対象テキスト
· · · ·

Asger Jorn | アスガー・ヨルン


Story

アスガー・ヨルン(1914-1973)は、デンマークを代表する20世紀の前衛芸術家であり、画家、彫刻家、陶芸家、理論家として幅広い活動を展開しました。彼の芸術は、抽象表現主義やシュルレアリスムの影響を受けながらも、それらを超えて独自の混沌とした表現を築き上げました。ヨルンは生涯にわたり、芸術を社会変革の手段と考え、単なる個人的な表現を超えて、共同体や公共性に根ざした創造を目指しました。

彼は戦時下のデンマークで、地下芸術グループ「ヘルヘステン」を共同創設し、ナチス占領への抵抗として芸術を位置づけました。戦後には国際的な前衛芸術運動「コブラ」を結成し、芸術の自発性と自由を追求しました。さらに1957年には「シチュアシオニスト・インターナショナル」の創設に参加し、芸術と政治を横断する活動を展開しました。

ヨルンは「修正絵画(Modifications)」と呼ばれる独創的なシリーズで、既存のキッチュ的な絵画に自身の奔放な筆致を加えることで、新たな意味を創出しました。これは彼の思想である「転用(détournement)」の実践であり、既成の価値観を覆す批評的な芸術行為でした。

また、彼は「三元論(Triolectics)」という独自の社会理論を提示し、二項対立を超える新しい関係性のモデルを探求しました。この思想は彼の芸術実践に深く根ざし、作品に見られる混沌と相互作用の美学を支える理論的基盤となりました。

· · · ·

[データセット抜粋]

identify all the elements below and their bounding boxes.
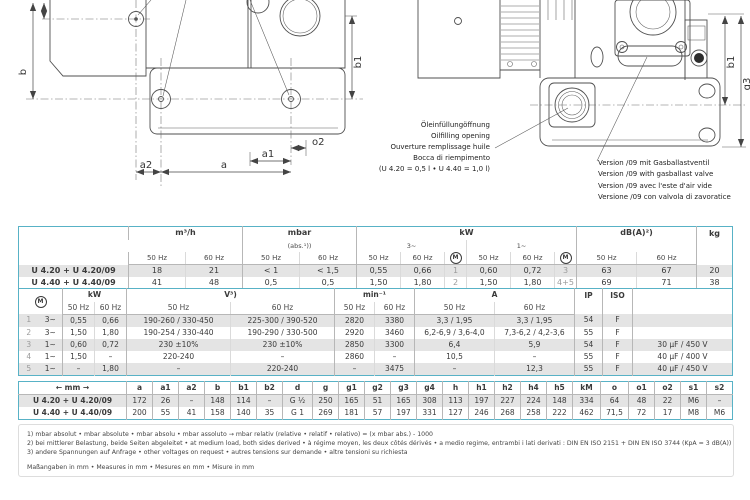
note-line: Version /09 mit Gasballastventil xyxy=(598,158,731,169)
value-cell: 1,50 xyxy=(63,351,95,363)
note-line: Oilfilling opening xyxy=(308,131,490,142)
value-cell: 22 xyxy=(655,395,681,408)
col-header: a1 xyxy=(153,382,179,395)
col-header: a2 xyxy=(179,382,205,395)
value-cell: < 1 xyxy=(243,265,300,278)
col-header: h1 xyxy=(469,382,495,395)
col-header-60hz: 60 Hz xyxy=(231,302,335,315)
value-cell: 1,80 xyxy=(95,327,127,339)
housing-outline xyxy=(540,78,720,146)
col-group-kw: kW xyxy=(63,289,127,302)
value-cell: 21 xyxy=(186,265,243,278)
dim-label-a1: a1 xyxy=(262,149,275,160)
phase-cell: 1~ xyxy=(39,363,63,376)
value-cell: F xyxy=(603,339,633,351)
value-cell: F xyxy=(603,327,633,339)
value-cell: 462 xyxy=(573,407,601,420)
value-cell: 148 xyxy=(547,395,573,408)
col-header: o xyxy=(601,382,629,395)
col-header: h2 xyxy=(495,382,521,395)
one-phase-label: 1~ xyxy=(467,240,577,252)
value-cell: 308 xyxy=(417,395,443,408)
col-header: b2 xyxy=(257,382,283,395)
col-header-60hz: 60 Hz xyxy=(300,252,357,265)
pump-top-view-drawing: b b1 a2 a a1 o2 xyxy=(18,0,398,220)
col-header: b xyxy=(205,382,231,395)
footnote-1: 1) mbar absolut • mbar absolute • mbar a… xyxy=(27,430,725,439)
col-group-speed: min⁻¹ xyxy=(335,289,415,302)
value-cell: 230 ±10% xyxy=(127,339,231,351)
value-cell: – xyxy=(707,395,733,408)
capacitor-cell: 30 µF / 450 V xyxy=(633,339,733,351)
value-cell: 67 xyxy=(637,265,697,278)
value-cell: 230 ±10% xyxy=(231,339,335,351)
value-cell: 268 xyxy=(495,407,521,420)
col-header: d xyxy=(283,382,313,395)
value-cell: 190-254 / 330-440 xyxy=(127,327,231,339)
performance-table: m³/h mbar kW dB(A)²) kg (abs.¹)) 3~ 1~ 5… xyxy=(18,226,733,290)
value-cell: 181 xyxy=(339,407,365,420)
col-header: g1 xyxy=(339,382,365,395)
dim-label-b: b xyxy=(18,69,29,75)
value-cell: 172 xyxy=(127,395,153,408)
value-cell: 48 xyxy=(629,395,655,408)
col-header-50hz: 50 Hz xyxy=(335,302,375,315)
value-cell: 246 xyxy=(469,407,495,420)
phase-cell: 1~ xyxy=(39,351,63,363)
motor-circle-icon: M xyxy=(19,289,63,315)
phase-cell: 1~ xyxy=(39,339,63,351)
value-cell: 224 xyxy=(521,395,547,408)
col-header-50hz: 50 Hz xyxy=(357,252,401,265)
motor-electrical-table: M kW V³) min⁻¹ A IP ISO 50 Hz 60 Hz 50 H… xyxy=(18,288,733,376)
spacer-cell xyxy=(129,240,243,252)
motor-number-cell: 2 xyxy=(19,327,39,339)
callout-leaders xyxy=(495,57,647,161)
footnotes: 1) mbar absolut • mbar absolute • mbar a… xyxy=(18,424,734,477)
note-line: (U 4.20 = 0,5 l • U 4.40 = 1,0 l) xyxy=(308,164,490,175)
value-cell: – xyxy=(495,351,575,363)
value-cell: 3460 xyxy=(375,327,415,339)
value-cell: G ½ xyxy=(283,395,313,408)
value-cell: 7,3-6,2 / 4,2-3,6 xyxy=(495,327,575,339)
value-cell: 0,66 xyxy=(401,265,445,278)
model-cell: U 4.20 + U 4.20/09 xyxy=(19,265,129,278)
value-cell: – xyxy=(179,395,205,408)
value-cell: 269 xyxy=(313,407,339,420)
value-cell: 3475 xyxy=(375,363,415,376)
value-cell: 158 xyxy=(205,407,231,420)
value-cell: – xyxy=(257,395,283,408)
value-cell: – xyxy=(127,363,231,376)
value-cell: 3380 xyxy=(375,314,415,327)
col-header-60hz: 60 Hz xyxy=(511,252,555,265)
col-header-60hz: 60 Hz xyxy=(637,252,697,265)
col-header-60hz: 60 Hz xyxy=(186,252,243,265)
col-header: h xyxy=(443,382,469,395)
dimension-b1-right: b1 g3 xyxy=(708,14,750,147)
oil-filling-note: Öleinfüllungöffnung Oilfilling opening O… xyxy=(308,120,490,175)
note-line: Version /09 with gasballast valve xyxy=(598,169,731,180)
value-cell: 64 xyxy=(601,395,629,408)
value-cell: F xyxy=(603,351,633,363)
value-cell: 1,80 xyxy=(95,363,127,376)
value-cell: F xyxy=(603,363,633,376)
motor-ref-cell: 3 xyxy=(555,265,577,278)
footnote-2: 2) bei mittlerer Belastung, beide Seiten… xyxy=(27,439,725,448)
value-cell: 12,3 xyxy=(495,363,575,376)
value-cell: 2860 xyxy=(335,351,375,363)
value-cell: 331 xyxy=(417,407,443,420)
value-cell: M6 xyxy=(707,407,733,420)
col-group-pressure: mbar xyxy=(243,227,357,240)
col-header: o1 xyxy=(629,382,655,395)
col-header-50hz: 50 Hz xyxy=(63,302,95,315)
model-column-header xyxy=(19,227,129,265)
value-cell: 190-290 / 330-500 xyxy=(231,327,335,339)
capacitor-column-header xyxy=(633,289,733,315)
col-group-iso: ISO xyxy=(603,289,633,315)
dimensions-table: ← mm → a a1 a2 b b1 b2 d g g1 g2 g3 g4 h… xyxy=(18,381,733,420)
value-cell: 54 xyxy=(575,314,603,327)
three-phase-label: 3~ xyxy=(357,240,467,252)
capacitor-cell: 40 µF / 450 V xyxy=(633,363,733,376)
value-cell: 55 xyxy=(575,351,603,363)
value-cell: F xyxy=(603,314,633,327)
value-cell: 225-300 / 390-520 xyxy=(231,314,335,327)
value-cell: 6,2-6,9 / 3,6-4,0 xyxy=(415,327,495,339)
value-cell: 190-260 / 330-450 xyxy=(127,314,231,327)
col-header: g4 xyxy=(417,382,443,395)
datasheet-page: b b1 a2 a a1 o2 xyxy=(0,0,750,500)
dim-label-b1-side: b1 xyxy=(726,56,737,69)
value-cell: – xyxy=(231,351,335,363)
note-line: Version /09 avec l'este d'air vide xyxy=(598,181,731,192)
value-cell: – xyxy=(63,363,95,376)
value-cell: G 1 xyxy=(283,407,313,420)
measures-note: Maßangaben in mm • Measures in mm • Mesu… xyxy=(27,463,725,472)
value-cell: 250 xyxy=(313,395,339,408)
motor-number-cell: 1 xyxy=(19,314,39,327)
col-group-flow: m³/h xyxy=(129,227,243,240)
value-cell: – xyxy=(415,363,495,376)
col-group-ip: IP xyxy=(575,289,603,315)
value-cell: – xyxy=(95,351,127,363)
dimension-b1-left: b1 xyxy=(345,16,364,99)
dimension-b: b xyxy=(18,3,44,99)
value-cell: 0,55 xyxy=(63,314,95,327)
col-header: g xyxy=(313,382,339,395)
value-cell: 334 xyxy=(573,395,601,408)
col-header: a xyxy=(127,382,153,395)
col-header: o2 xyxy=(655,382,681,395)
value-cell: 3,3 / 1,95 xyxy=(495,314,575,327)
phase-cell: 3~ xyxy=(39,314,63,327)
value-cell: 6,4 xyxy=(415,339,495,351)
value-cell: 165 xyxy=(391,395,417,408)
value-cell: 5,9 xyxy=(495,339,575,351)
value-cell: 2850 xyxy=(335,339,375,351)
dim-label-g3: g3 xyxy=(742,78,750,91)
col-group-noise: dB(A)²) xyxy=(577,227,697,240)
spacer-cell xyxy=(577,240,697,252)
pump-outline xyxy=(50,0,345,134)
dimension-a-group: a2 a a1 o2 xyxy=(136,137,324,172)
value-cell: 197 xyxy=(469,395,495,408)
phase-cell: 3~ xyxy=(39,327,63,339)
col-header: kM xyxy=(573,382,601,395)
dim-label-a2: a2 xyxy=(140,160,153,171)
footnote-3: 3) andere Spannungen auf Anfrage • other… xyxy=(27,448,725,457)
model-cell: U 4.40 + U 4.40/09 xyxy=(19,407,127,420)
dim-label-a: a xyxy=(221,160,227,171)
col-header: b1 xyxy=(231,382,257,395)
value-cell: M6 xyxy=(681,395,707,408)
value-cell: 220-240 xyxy=(231,363,335,376)
value-cell: M8 xyxy=(681,407,707,420)
value-cell: 41 xyxy=(179,407,205,420)
col-header: h4 xyxy=(521,382,547,395)
value-cell: < 1,5 xyxy=(300,265,357,278)
motor-circle-icon: M xyxy=(555,252,577,265)
col-group-power: kW xyxy=(357,227,577,240)
value-cell: 57 xyxy=(365,407,391,420)
value-cell: 10,5 xyxy=(415,351,495,363)
note-line: Bocca di riempimento xyxy=(308,153,490,164)
value-cell: 17 xyxy=(655,407,681,420)
value-cell: 197 xyxy=(391,407,417,420)
value-cell: 20 xyxy=(697,265,733,278)
gasballast-version-note: Version /09 mit Gasballastventil Version… xyxy=(598,158,731,203)
value-cell: 0,60 xyxy=(63,339,95,351)
value-cell: 0,55 xyxy=(357,265,401,278)
mm-header: ← mm → xyxy=(19,382,127,395)
col-group-weight: kg xyxy=(697,227,733,265)
value-cell: 35 xyxy=(257,407,283,420)
value-cell: 114 xyxy=(231,395,257,408)
value-cell: 54 xyxy=(575,339,603,351)
col-header-60hz: 60 Hz xyxy=(375,302,415,315)
value-cell: 0,66 xyxy=(95,314,127,327)
value-cell: 222 xyxy=(547,407,573,420)
leader-lines xyxy=(138,0,289,96)
value-cell: 258 xyxy=(521,407,547,420)
motor-outline xyxy=(418,0,572,78)
col-header-50hz: 50 Hz xyxy=(577,252,637,265)
col-header-50hz: 50 Hz xyxy=(243,252,300,265)
value-cell: 63 xyxy=(577,265,637,278)
value-cell: 227 xyxy=(495,395,521,408)
value-cell: 220-240 xyxy=(127,351,231,363)
value-cell: 3300 xyxy=(375,339,415,351)
col-header: s2 xyxy=(707,382,733,395)
capacitor-cell: 40 µF / 400 V xyxy=(633,351,733,363)
value-cell: 2920 xyxy=(335,327,375,339)
value-cell: 148 xyxy=(205,395,231,408)
capacitor-cell xyxy=(633,314,733,327)
col-group-voltage: V³) xyxy=(127,289,335,302)
value-cell: 127 xyxy=(443,407,469,420)
value-cell: 140 xyxy=(231,407,257,420)
abs-note: (abs.¹)) xyxy=(243,240,357,252)
value-cell: – xyxy=(375,351,415,363)
col-header: h5 xyxy=(547,382,573,395)
value-cell: 51 xyxy=(365,395,391,408)
col-header-60hz: 60 Hz xyxy=(401,252,445,265)
note-line: Ouverture remplissage huile xyxy=(308,142,490,153)
value-cell: 55 xyxy=(575,327,603,339)
value-cell: 55 xyxy=(153,407,179,420)
value-cell: 55 xyxy=(575,363,603,376)
dim-label-b1: b1 xyxy=(353,56,364,69)
col-header: g3 xyxy=(391,382,417,395)
col-header-50hz: 50 Hz xyxy=(129,252,186,265)
motor-number-cell: 5 xyxy=(19,363,39,376)
col-group-current: A xyxy=(415,289,575,302)
motor-circle-icon: M xyxy=(445,252,467,265)
value-cell: 3,3 / 1,95 xyxy=(415,314,495,327)
motor-number-cell: 3 xyxy=(19,339,39,351)
note-line: Öleinfüllungöffnung xyxy=(308,120,490,131)
note-line: Versione /09 con valvola di zavoratice xyxy=(598,192,731,203)
value-cell: 2820 xyxy=(335,314,375,327)
value-cell: 71,5 xyxy=(601,407,629,420)
col-header: g2 xyxy=(365,382,391,395)
value-cell: 0,72 xyxy=(95,339,127,351)
value-cell: 72 xyxy=(629,407,655,420)
value-cell: 0,72 xyxy=(511,265,555,278)
col-header-60hz: 60 Hz xyxy=(95,302,127,315)
value-cell: 113 xyxy=(443,395,469,408)
col-header: s1 xyxy=(681,382,707,395)
capacitor-cell xyxy=(633,327,733,339)
model-cell: U 4.20 + U 4.20/09 xyxy=(19,395,127,408)
motor-number-cell: 4 xyxy=(19,351,39,363)
pump-head-outline xyxy=(575,0,707,80)
value-cell: 0,60 xyxy=(467,265,511,278)
value-cell: – xyxy=(335,363,375,376)
motor-ref-cell: 1 xyxy=(445,265,467,278)
col-header-60hz: 60 Hz xyxy=(495,302,575,315)
value-cell: 26 xyxy=(153,395,179,408)
value-cell: 1,50 xyxy=(63,327,95,339)
col-header-50hz: 50 Hz xyxy=(127,302,231,315)
value-cell: 18 xyxy=(129,265,186,278)
value-cell: 165 xyxy=(339,395,365,408)
col-header-50hz: 50 Hz xyxy=(415,302,495,315)
col-header-50hz: 50 Hz xyxy=(467,252,511,265)
value-cell: 200 xyxy=(127,407,153,420)
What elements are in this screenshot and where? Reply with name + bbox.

· · · ·

課題一覧
a) アスガー・ヨルンについての文章によると、ヨルンが1957年に創設に参加した運動の名称は何か。
b) アスガー・ヨルンについての文章を、最後の段落の後から書き進めてください。

演習結果
a) シチュアシオニスト・インターナショナル

b)
晩年、彼は膨大なコレクションをシルケボーに寄贈し、後にヨルン美術館(Museum Jorn)として開館しました。そこには彼の生涯の作品群が収蔵され、今日に至るまで彼の挑戦的な思想と実践を後世に伝えています。ヨルンは芸術の境界を絶えず越え、社会と文化に新しい視点を与え続けた不屈の芸術家でした。


About

Year:1914-1973
Place:Vejrum(ヴェイルム)- Aarhus(オーフス)
Museum:Museum Jorn(デンマーク・シルケボー)、Guggenheim Museum(アメリカ・ニューヨーク)、Louisiana Museum of Modern Art(デンマーク・フムレベック)


History

1914:デンマークのヴェイルム村に生まれる。本名はアスガー・オルフ・ヨーゲンセン。
1926:12歳の時に父を事故で亡くす。
1929:結核を患い、療養中に絵画を始める。
1933:デンマーク共産党に入党し、初の風刺版画を制作。
1936:パリに渡り、フェルナン・レジェに師事。
1937:ル・コルビュジエと共にパリ万国博覧会の展示に参加。
1941:地下芸術グループ「ヘルヘステン」を共同創設。
1948:オランダとベルギーの芸術家と共に前衛芸術運動「コブラ」を結成。
1951:結核が悪化し、シルケボーに戻る。
1954:イタリア・アルバソラに滞在し、陶芸制作を本格化。
1957:「シチュアシオニスト・インターナショナル」を創設。ギー・ドゥボールらと活動。
1958:大型タペストリー《長い旅》を共同制作。
1959:「修正絵画」シリーズを開始。《不安なアヒル》などを制作。
1961:シチュアシオニストを脱退。スカンジナビア比較ヴァンダリズム研究所を設立。
1962:《甘い生活Ⅱ》を制作。
1965:三元論の理論を提唱。三ゴール制サッカーを考案。
1970:陶芸やタペストリーなど多様なメディアで制作を続ける。
1973:デンマークのオーフスで死去。
2010:シルケボー美術館がヨルン美術館(Museum Jorn)に改名。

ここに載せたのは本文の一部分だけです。